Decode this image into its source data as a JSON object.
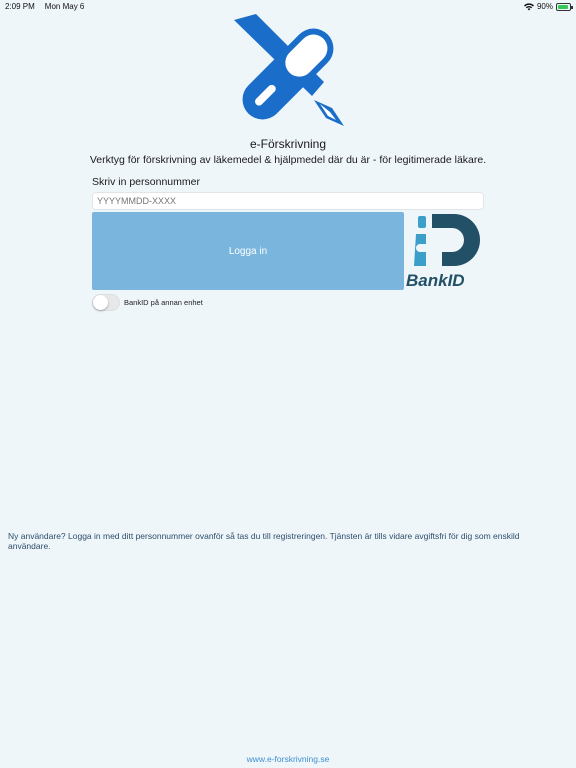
{
  "status_bar": {
    "time": "2:09 PM",
    "date": "Mon May 6",
    "battery_percent": "90%",
    "battery_level": 0.9,
    "icons": [
      "wifi-icon",
      "battery-icon"
    ]
  },
  "app": {
    "title": "e-Förskrivning",
    "subtitle": "Verktyg för förskrivning av läkemedel & hjälpmedel där du är - för legitimerade läkare."
  },
  "login": {
    "personnummer_label": "Skriv in personnummer",
    "personnummer_placeholder": "YYYYMMDD-XXXX",
    "login_button_label": "Logga in",
    "bankid_logo_text": "BankID",
    "other_device_label": "BankID på annan enhet",
    "other_device_on": false
  },
  "info_text": "Ny användare? Logga in med ditt personnummer ovanför så tas du till registreringen. Tjänsten är tills vidare avgiftsfri för dig som enskild användare.",
  "footer": {
    "link_text": "www.e-forskrivning.se"
  },
  "colors": {
    "background": "#eff6fa",
    "logo_blue": "#1a6ec9",
    "button_blue": "#7ab5dd",
    "bankid_dark": "#215067",
    "bankid_light": "#3b9fc9",
    "link": "#3f8ed0"
  }
}
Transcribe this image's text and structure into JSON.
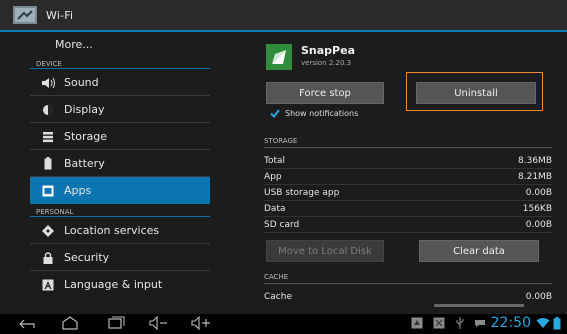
{
  "actionbar": {
    "title": "Wi-Fi"
  },
  "left": {
    "more_label": "More...",
    "device_header": "DEVICE",
    "personal_header": "PERSONAL",
    "items": [
      {
        "label": "Sound",
        "icon": "speaker-icon"
      },
      {
        "label": "Display",
        "icon": "brightness-icon"
      },
      {
        "label": "Storage",
        "icon": "storage-icon"
      },
      {
        "label": "Battery",
        "icon": "battery-icon"
      },
      {
        "label": "Apps",
        "icon": "apps-icon",
        "selected": true
      },
      {
        "label": "Location services",
        "icon": "location-icon"
      },
      {
        "label": "Security",
        "icon": "lock-icon"
      },
      {
        "label": "Language & input",
        "icon": "keyboard-icon"
      }
    ]
  },
  "app": {
    "name": "SnapPea",
    "version": "version 2.20.3",
    "force_stop": "Force stop",
    "uninstall": "Uninstall",
    "show_notifications": "Show notifications",
    "show_notifications_checked": true
  },
  "storage": {
    "header": "STORAGE",
    "rows": [
      {
        "label": "Total",
        "value": "8.36MB"
      },
      {
        "label": "App",
        "value": "8.21MB"
      },
      {
        "label": "USB storage app",
        "value": "0.00B"
      },
      {
        "label": "Data",
        "value": "156KB"
      },
      {
        "label": "SD card",
        "value": "0.00B"
      }
    ],
    "move_button": "Move to Local Disk",
    "clear_data": "Clear data"
  },
  "cache": {
    "header": "CACHE",
    "rows": [
      {
        "label": "Cache",
        "value": "0.00B"
      }
    ]
  },
  "statusbar": {
    "time": "22:50"
  },
  "colors": {
    "accent": "#0b75b1",
    "highlight": "#f08a2c",
    "clock": "#27a8e0"
  }
}
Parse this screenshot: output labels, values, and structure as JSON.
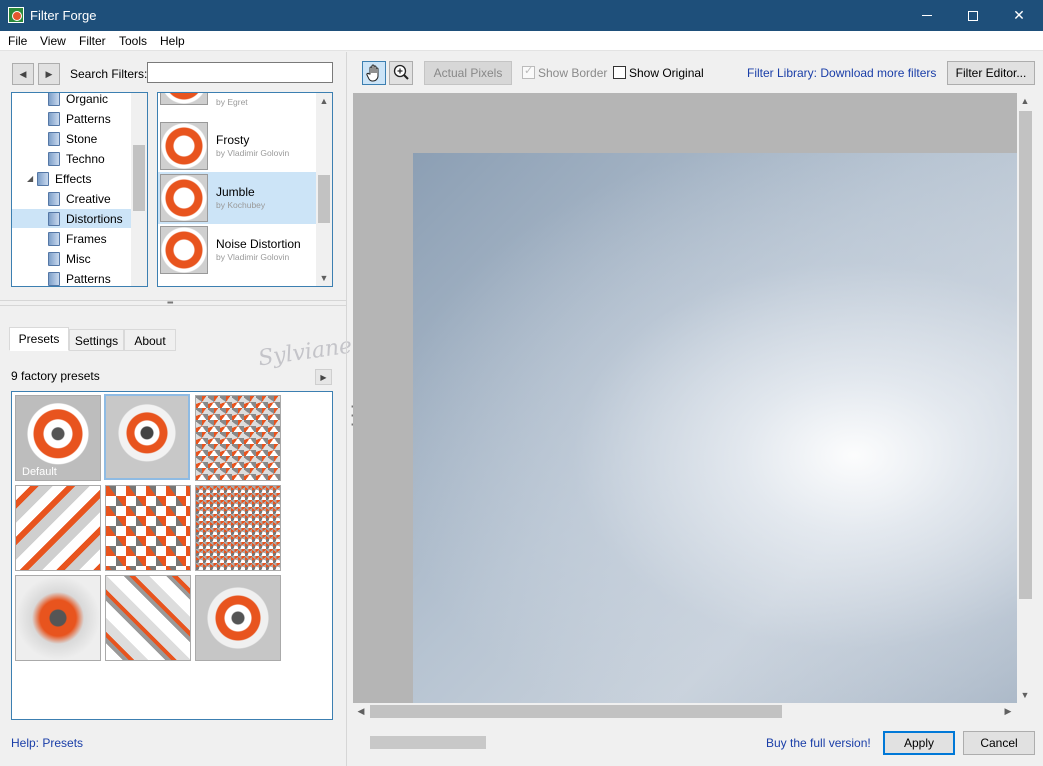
{
  "window": {
    "title": "Filter Forge"
  },
  "menu": [
    "File",
    "View",
    "Filter",
    "Tools",
    "Help"
  ],
  "search": {
    "label": "Search Filters:",
    "value": ""
  },
  "tree": {
    "items": [
      {
        "label": "Organic",
        "level": 2
      },
      {
        "label": "Patterns",
        "level": 2
      },
      {
        "label": "Stone",
        "level": 2
      },
      {
        "label": "Techno",
        "level": 2
      },
      {
        "label": "Effects",
        "level": 1,
        "expanded": true
      },
      {
        "label": "Creative",
        "level": 2
      },
      {
        "label": "Distortions",
        "level": 2,
        "selected": true
      },
      {
        "label": "Frames",
        "level": 2
      },
      {
        "label": "Misc",
        "level": 2
      },
      {
        "label": "Patterns",
        "level": 2
      }
    ]
  },
  "filters": [
    {
      "name": "",
      "author": "by Egret"
    },
    {
      "name": "Frosty",
      "author": "by Vladimir Golovin"
    },
    {
      "name": "Jumble",
      "author": "by Kochubey",
      "selected": true
    },
    {
      "name": "Noise Distortion",
      "author": "by Vladimir Golovin"
    }
  ],
  "tabs": [
    "Presets",
    "Settings",
    "About"
  ],
  "presets": {
    "count_label": "9 factory presets",
    "default_label": "Default",
    "total": 9
  },
  "help_link": "Help: Presets",
  "toolbar": {
    "actual_pixels": "Actual Pixels",
    "show_border": "Show Border",
    "show_original": "Show Original",
    "library_link": "Filter Library: Download more filters",
    "editor_button": "Filter Editor..."
  },
  "footer": {
    "buy_link": "Buy the full version!",
    "apply": "Apply",
    "cancel": "Cancel"
  },
  "watermark": "Sylviane",
  "colors": {
    "titlebar": "#1e4f7a",
    "selection": "#cce4f7",
    "link": "#1a3ea8",
    "accent_orange": "#e8541e"
  }
}
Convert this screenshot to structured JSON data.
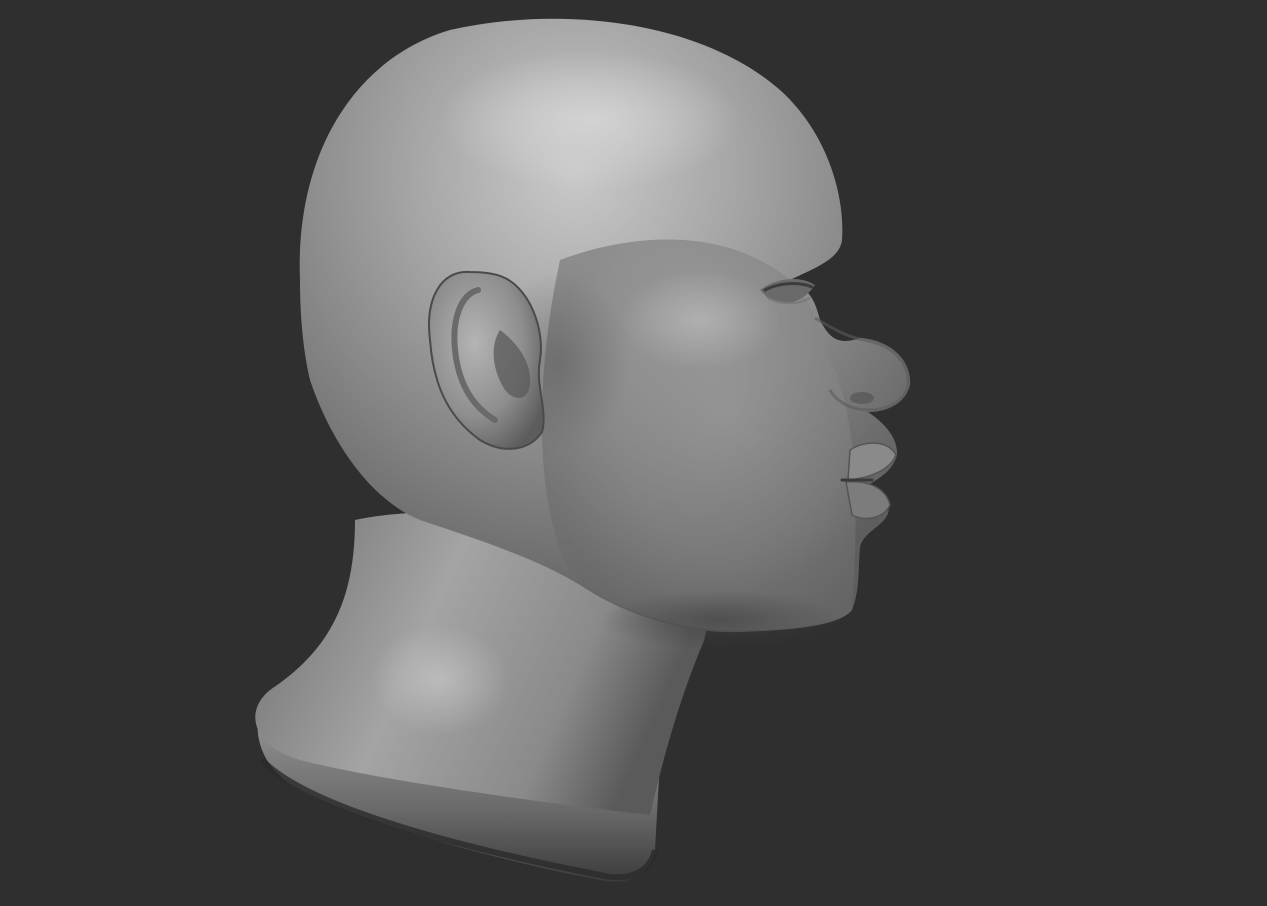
{
  "scene": {
    "subject": "head-bust-sculpt",
    "view": "right-profile",
    "background_color": "#2f2f2f",
    "material_color": "#8a8a8a",
    "highlight_color": "#c8c8c8",
    "shadow_color": "#3a3a3a"
  }
}
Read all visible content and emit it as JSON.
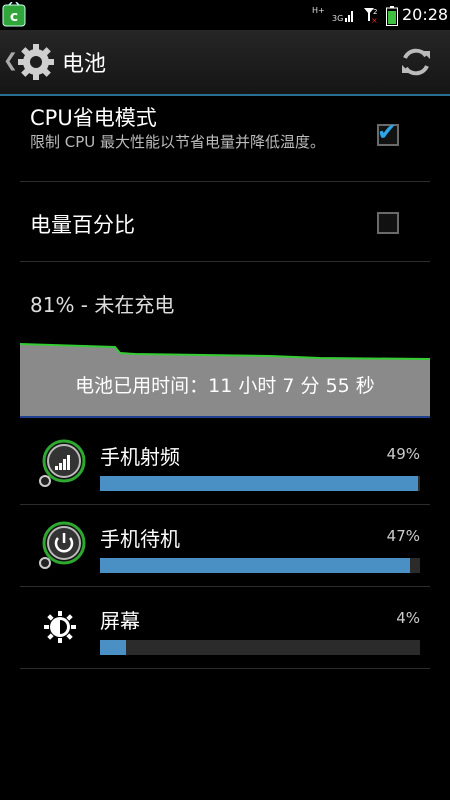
{
  "status_bar": {
    "time": "20:28",
    "network_type": "3G",
    "network_arrows": "H+"
  },
  "action_bar": {
    "title": "电池",
    "back_glyph": "❮"
  },
  "settings": {
    "cpu_saver": {
      "title": "CPU省电模式",
      "summary": "限制 CPU 最大性能以节省电量并降低温度。",
      "checked": true
    },
    "battery_percentage": {
      "title": "电量百分比",
      "checked": false
    }
  },
  "battery_status": "81% - 未在充电",
  "graph": {
    "label": "电池已用时间：11 小时 7 分 55 秒",
    "line_color": "#33cc33"
  },
  "usage": [
    {
      "name": "手机射频",
      "percent_label": "49%",
      "fraction": 0.995,
      "icon": "signal-icon"
    },
    {
      "name": "手机待机",
      "percent_label": "47%",
      "fraction": 0.97,
      "icon": "power-icon"
    },
    {
      "name": "屏幕",
      "percent_label": "4%",
      "fraction": 0.08,
      "icon": "brightness-icon"
    }
  ],
  "colors": {
    "accent": "#4a90c4",
    "check": "#2ea5e8",
    "divider": "#2a6f95"
  }
}
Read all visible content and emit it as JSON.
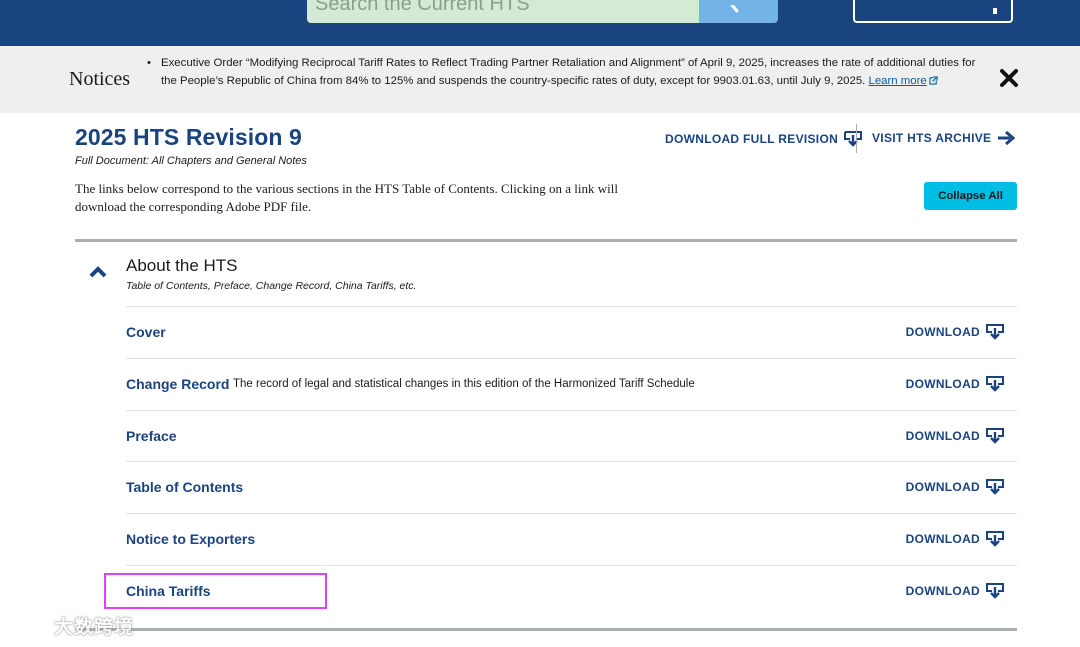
{
  "header": {
    "search_placeholder": "Search the Current HTS"
  },
  "notices": {
    "title": "Notices",
    "bullet": "•",
    "text": "Executive Order “Modifying Reciprocal Tariff Rates to Reflect Trading Partner Retaliation and Alignment” of April 9, 2025, increases the rate of additional duties for the People’s Republic of China from 84% to 125% and suspends the country-specific rates of duty, except for 9903.01.63, until July 9, 2025.",
    "link_label": "Learn more"
  },
  "page": {
    "title": "2025 HTS Revision 9",
    "subtitle": "Full Document: All Chapters and General Notes",
    "download_full_label": "DOWNLOAD FULL REVISION",
    "archive_label": "VISIT HTS ARCHIVE",
    "intro": "The links below correspond to the various sections in the HTS Table of Contents. Clicking on a link will download the corresponding Adobe PDF file.",
    "collapse_label": "Collapse All"
  },
  "section": {
    "title": "About the HTS",
    "subtitle": "Table of Contents, Preface, Change Record, China Tariffs, etc.",
    "rows": [
      {
        "label": "Cover",
        "description": "",
        "download": "DOWNLOAD"
      },
      {
        "label": "Change Record",
        "description": "The record of legal and statistical changes in this edition of the Harmonized Tariff Schedule",
        "download": "DOWNLOAD"
      },
      {
        "label": "Preface",
        "description": "",
        "download": "DOWNLOAD"
      },
      {
        "label": "Table of Contents",
        "description": "",
        "download": "DOWNLOAD"
      },
      {
        "label": "Notice to Exporters",
        "description": "",
        "download": "DOWNLOAD"
      },
      {
        "label": "China Tariffs",
        "description": "",
        "download": "DOWNLOAD"
      }
    ]
  },
  "watermark": "大数跨境",
  "colors": {
    "brand_navy": "#1a4480",
    "link_blue": "#005ea2",
    "collapse_button": "#00bde3",
    "highlight": "#e040fb"
  }
}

+--

### Task goal
Pull every line containing "this" out of the records.

### Answer for the task
Decode this image into its source data as a JSON object.
Transcribe this image's text and structure into JSON.
Parse this screenshot: output labels, values, and structure as JSON.
Convert this screenshot to structured JSON data.
        "description": "The record of legal and statistical changes in this edition of the Harmonized Tariff Schedule",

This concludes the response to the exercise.